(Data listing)
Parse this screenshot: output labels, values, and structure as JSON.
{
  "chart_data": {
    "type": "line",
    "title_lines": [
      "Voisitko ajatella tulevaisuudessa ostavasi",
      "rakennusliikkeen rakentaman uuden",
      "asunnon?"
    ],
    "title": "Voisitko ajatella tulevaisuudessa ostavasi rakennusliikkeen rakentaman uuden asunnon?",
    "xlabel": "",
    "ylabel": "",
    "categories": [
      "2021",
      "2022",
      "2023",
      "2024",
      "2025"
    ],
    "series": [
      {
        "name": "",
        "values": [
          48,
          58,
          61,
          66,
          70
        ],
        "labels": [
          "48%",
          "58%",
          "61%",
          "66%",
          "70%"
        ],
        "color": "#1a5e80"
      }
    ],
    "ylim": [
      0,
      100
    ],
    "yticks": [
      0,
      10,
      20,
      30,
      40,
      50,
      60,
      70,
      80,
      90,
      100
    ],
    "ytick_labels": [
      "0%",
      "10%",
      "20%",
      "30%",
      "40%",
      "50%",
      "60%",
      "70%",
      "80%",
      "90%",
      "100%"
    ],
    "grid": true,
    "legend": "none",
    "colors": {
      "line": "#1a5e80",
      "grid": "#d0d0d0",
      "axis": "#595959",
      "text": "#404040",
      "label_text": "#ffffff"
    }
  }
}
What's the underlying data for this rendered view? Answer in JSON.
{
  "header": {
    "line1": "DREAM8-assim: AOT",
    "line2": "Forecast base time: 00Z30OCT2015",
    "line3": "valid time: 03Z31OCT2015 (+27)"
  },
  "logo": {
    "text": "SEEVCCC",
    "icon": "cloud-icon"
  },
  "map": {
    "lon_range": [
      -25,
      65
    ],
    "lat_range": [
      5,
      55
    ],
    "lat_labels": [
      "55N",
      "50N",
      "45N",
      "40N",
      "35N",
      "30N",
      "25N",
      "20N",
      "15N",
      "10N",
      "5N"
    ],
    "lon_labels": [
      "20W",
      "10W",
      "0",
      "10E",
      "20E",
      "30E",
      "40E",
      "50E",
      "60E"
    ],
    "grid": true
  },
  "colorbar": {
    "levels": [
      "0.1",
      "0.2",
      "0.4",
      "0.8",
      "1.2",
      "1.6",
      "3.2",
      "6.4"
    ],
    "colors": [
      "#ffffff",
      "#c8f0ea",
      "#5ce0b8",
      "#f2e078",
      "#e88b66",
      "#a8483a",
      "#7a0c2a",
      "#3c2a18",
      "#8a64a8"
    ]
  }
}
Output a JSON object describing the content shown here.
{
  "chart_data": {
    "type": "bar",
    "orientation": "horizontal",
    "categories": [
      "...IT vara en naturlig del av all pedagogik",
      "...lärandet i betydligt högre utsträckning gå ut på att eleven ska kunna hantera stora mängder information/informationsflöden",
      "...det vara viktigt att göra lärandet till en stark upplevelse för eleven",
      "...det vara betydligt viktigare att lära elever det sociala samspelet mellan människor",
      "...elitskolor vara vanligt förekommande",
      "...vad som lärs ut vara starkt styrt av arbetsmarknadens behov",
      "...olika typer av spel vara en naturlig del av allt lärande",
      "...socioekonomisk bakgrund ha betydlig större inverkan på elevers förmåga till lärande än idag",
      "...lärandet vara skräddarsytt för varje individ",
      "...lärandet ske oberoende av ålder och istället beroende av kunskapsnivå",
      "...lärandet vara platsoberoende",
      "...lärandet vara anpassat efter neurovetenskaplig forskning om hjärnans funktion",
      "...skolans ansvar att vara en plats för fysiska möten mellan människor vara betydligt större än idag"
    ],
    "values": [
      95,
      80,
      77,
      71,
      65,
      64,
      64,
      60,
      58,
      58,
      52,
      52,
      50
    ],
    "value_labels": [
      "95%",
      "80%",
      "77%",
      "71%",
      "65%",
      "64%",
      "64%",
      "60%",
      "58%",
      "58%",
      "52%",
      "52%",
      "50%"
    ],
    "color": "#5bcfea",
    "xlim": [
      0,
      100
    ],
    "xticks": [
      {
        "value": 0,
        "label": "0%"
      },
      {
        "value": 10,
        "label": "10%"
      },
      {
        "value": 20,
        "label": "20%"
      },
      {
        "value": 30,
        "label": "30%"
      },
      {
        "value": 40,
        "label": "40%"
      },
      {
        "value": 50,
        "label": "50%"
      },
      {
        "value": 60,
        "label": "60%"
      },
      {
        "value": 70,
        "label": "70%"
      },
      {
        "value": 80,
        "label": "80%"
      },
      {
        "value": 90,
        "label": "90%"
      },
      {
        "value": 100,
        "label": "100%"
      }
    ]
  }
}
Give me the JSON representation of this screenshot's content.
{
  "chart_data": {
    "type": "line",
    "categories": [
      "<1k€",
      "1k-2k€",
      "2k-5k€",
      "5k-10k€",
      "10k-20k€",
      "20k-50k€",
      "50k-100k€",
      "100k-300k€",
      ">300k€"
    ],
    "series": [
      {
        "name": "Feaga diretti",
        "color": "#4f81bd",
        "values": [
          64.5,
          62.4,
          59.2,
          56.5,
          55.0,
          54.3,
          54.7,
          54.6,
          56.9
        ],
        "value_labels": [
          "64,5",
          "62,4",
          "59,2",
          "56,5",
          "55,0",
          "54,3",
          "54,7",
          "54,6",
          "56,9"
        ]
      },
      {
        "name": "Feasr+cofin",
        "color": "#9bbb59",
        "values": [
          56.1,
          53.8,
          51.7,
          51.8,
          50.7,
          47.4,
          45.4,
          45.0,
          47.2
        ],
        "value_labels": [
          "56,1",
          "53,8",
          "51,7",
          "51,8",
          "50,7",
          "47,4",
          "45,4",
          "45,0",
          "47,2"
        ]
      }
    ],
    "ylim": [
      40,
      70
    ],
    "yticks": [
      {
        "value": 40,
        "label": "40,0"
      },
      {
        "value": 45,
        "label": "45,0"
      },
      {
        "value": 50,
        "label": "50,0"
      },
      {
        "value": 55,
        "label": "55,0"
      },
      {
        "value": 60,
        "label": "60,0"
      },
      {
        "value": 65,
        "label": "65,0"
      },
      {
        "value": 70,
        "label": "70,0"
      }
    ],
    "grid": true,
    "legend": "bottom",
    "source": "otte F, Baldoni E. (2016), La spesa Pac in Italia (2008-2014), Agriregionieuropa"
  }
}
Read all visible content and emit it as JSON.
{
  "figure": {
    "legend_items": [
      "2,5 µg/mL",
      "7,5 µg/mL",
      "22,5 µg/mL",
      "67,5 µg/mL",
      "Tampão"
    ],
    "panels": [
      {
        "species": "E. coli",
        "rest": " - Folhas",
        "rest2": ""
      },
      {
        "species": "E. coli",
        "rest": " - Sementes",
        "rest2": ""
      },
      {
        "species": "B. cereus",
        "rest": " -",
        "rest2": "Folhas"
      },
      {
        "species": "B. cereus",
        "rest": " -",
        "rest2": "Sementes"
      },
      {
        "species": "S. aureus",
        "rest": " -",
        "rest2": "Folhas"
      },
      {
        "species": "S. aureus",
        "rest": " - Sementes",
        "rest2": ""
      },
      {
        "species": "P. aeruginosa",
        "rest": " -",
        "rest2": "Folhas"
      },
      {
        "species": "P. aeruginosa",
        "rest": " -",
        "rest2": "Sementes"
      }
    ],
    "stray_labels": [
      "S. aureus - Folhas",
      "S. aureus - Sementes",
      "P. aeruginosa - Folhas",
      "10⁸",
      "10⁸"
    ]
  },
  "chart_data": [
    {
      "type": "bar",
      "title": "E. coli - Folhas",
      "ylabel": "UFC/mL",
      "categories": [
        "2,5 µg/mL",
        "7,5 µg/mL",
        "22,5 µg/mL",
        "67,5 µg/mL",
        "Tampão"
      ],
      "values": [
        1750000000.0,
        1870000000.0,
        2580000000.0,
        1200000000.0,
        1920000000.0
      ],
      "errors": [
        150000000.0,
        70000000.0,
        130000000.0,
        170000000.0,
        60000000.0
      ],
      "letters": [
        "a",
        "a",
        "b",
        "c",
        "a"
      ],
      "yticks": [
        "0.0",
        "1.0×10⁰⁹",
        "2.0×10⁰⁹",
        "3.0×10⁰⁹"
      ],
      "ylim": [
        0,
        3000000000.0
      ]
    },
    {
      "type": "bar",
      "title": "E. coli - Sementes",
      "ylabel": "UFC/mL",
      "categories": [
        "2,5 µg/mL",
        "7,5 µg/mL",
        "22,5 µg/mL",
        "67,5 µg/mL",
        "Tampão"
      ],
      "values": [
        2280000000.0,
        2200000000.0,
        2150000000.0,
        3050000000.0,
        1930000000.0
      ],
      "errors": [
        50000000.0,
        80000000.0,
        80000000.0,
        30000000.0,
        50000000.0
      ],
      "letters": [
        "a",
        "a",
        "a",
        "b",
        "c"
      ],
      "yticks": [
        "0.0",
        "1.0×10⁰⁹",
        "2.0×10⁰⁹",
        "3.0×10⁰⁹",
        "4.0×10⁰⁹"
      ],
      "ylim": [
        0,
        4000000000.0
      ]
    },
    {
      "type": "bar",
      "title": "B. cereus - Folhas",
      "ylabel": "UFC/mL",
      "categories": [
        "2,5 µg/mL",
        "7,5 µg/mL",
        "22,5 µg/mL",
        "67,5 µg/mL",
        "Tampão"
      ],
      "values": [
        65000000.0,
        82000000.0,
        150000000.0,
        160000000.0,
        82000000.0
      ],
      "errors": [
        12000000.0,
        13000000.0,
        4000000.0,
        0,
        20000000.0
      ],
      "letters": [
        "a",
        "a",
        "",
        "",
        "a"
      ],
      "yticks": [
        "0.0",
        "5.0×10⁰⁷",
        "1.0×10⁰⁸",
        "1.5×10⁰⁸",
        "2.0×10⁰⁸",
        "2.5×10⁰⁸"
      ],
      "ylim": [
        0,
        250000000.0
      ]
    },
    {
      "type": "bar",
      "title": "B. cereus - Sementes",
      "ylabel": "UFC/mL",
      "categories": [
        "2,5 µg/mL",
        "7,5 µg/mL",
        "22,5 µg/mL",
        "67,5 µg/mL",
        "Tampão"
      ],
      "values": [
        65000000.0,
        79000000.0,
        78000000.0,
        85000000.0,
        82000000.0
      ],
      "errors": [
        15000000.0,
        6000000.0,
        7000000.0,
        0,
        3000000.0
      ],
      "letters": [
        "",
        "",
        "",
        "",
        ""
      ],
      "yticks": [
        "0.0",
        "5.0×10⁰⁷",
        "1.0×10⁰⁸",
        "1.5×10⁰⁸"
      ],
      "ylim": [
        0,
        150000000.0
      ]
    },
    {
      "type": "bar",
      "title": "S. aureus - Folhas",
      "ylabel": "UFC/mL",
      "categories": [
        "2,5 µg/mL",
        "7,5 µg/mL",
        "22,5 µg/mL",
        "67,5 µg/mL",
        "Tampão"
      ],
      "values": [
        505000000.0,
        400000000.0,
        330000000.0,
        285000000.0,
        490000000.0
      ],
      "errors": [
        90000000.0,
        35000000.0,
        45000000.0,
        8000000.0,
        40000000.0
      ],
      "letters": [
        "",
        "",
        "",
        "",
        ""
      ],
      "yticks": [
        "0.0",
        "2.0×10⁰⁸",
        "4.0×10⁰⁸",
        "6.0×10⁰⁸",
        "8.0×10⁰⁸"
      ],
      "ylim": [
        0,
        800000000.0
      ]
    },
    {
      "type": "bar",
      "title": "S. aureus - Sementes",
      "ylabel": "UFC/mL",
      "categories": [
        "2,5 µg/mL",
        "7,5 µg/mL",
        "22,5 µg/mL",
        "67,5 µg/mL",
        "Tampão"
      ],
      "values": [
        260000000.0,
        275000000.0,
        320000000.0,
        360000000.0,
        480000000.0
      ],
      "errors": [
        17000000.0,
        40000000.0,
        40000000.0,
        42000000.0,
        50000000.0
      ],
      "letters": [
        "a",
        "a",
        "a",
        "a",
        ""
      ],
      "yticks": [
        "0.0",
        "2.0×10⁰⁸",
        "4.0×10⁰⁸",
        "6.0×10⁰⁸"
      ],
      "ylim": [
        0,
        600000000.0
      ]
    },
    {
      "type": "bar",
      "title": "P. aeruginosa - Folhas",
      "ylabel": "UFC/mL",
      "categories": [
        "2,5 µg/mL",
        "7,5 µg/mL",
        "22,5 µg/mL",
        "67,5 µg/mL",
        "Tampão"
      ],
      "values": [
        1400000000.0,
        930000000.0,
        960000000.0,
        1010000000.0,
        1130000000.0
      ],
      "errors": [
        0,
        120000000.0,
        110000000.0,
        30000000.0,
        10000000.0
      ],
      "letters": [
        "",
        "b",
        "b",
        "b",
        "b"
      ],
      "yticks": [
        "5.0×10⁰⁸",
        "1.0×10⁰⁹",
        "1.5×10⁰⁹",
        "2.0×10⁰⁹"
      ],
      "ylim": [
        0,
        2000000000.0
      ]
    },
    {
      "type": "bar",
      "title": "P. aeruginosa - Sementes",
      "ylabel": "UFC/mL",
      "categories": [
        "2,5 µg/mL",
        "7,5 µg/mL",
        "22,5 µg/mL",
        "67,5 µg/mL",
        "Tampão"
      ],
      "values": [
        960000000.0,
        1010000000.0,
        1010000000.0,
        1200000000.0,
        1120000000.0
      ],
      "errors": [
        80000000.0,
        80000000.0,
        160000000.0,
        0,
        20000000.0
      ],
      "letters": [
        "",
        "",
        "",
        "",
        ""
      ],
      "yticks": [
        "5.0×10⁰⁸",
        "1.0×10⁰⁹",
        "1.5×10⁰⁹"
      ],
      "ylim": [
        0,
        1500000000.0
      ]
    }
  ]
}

• [Exercise directions]
Find all lines holding the string "uuden" and copy them.

• [Final answer]
      "rakennusliikkeen rakentaman uuden",
    "title": "Voisitko ajatella tulevaisuudessa ostavasi rakennusliikkeen rakentaman uuden asunnon?",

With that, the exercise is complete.